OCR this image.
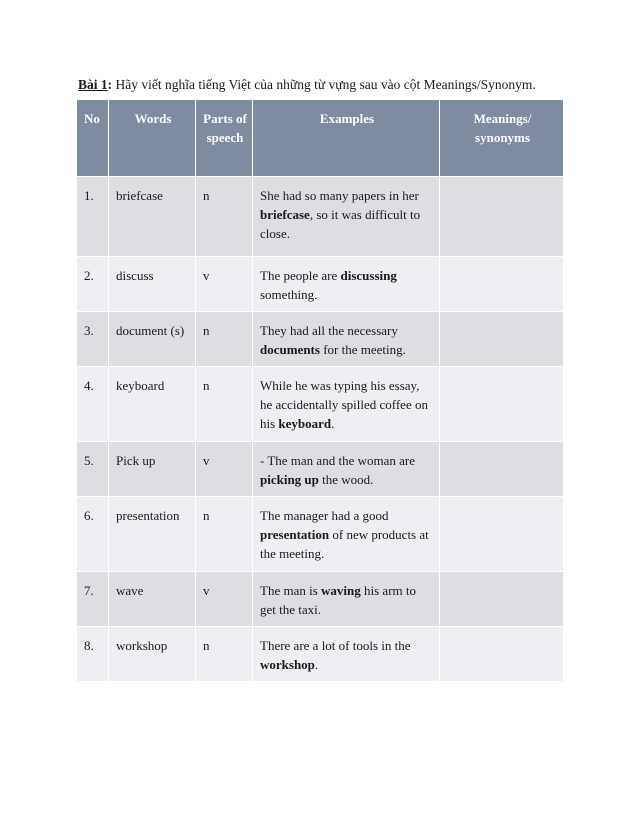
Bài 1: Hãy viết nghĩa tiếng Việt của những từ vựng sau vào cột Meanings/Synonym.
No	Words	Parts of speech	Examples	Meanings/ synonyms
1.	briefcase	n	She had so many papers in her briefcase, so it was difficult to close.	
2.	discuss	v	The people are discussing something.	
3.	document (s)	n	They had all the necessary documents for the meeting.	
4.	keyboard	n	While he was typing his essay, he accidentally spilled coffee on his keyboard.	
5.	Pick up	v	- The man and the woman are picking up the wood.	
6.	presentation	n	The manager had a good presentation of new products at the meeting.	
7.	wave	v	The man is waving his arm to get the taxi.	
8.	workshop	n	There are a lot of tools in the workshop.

__________

Task objective:
Repeat verbatim all the material, but not the pictures.

Task output:
OCR this image.
Bài 1: Hãy viết nghĩa tiếng Việt của những từ vựng sau vào cột Meanings/Synonym.
No	Words	Parts of speech	Examples	Meanings/ synonyms
1.	briefcase	n	She had so many papers in her briefcase, so it was difficult to close.	
2.	discuss	v	The people are discussing something.	
3.	document (s)	n	They had all the necessary documents for the meeting.	
4.	keyboard	n	While he was typing his essay, he accidentally spilled coffee on his keyboard.	
5.	Pick up	v	- The man and the woman are picking up the wood.	
6.	presentation	n	The manager had a good presentation of new products at the meeting.	
7.	wave	v	The man is waving his arm to get the taxi.	
8.	workshop	n	There are a lot of tools in the workshop.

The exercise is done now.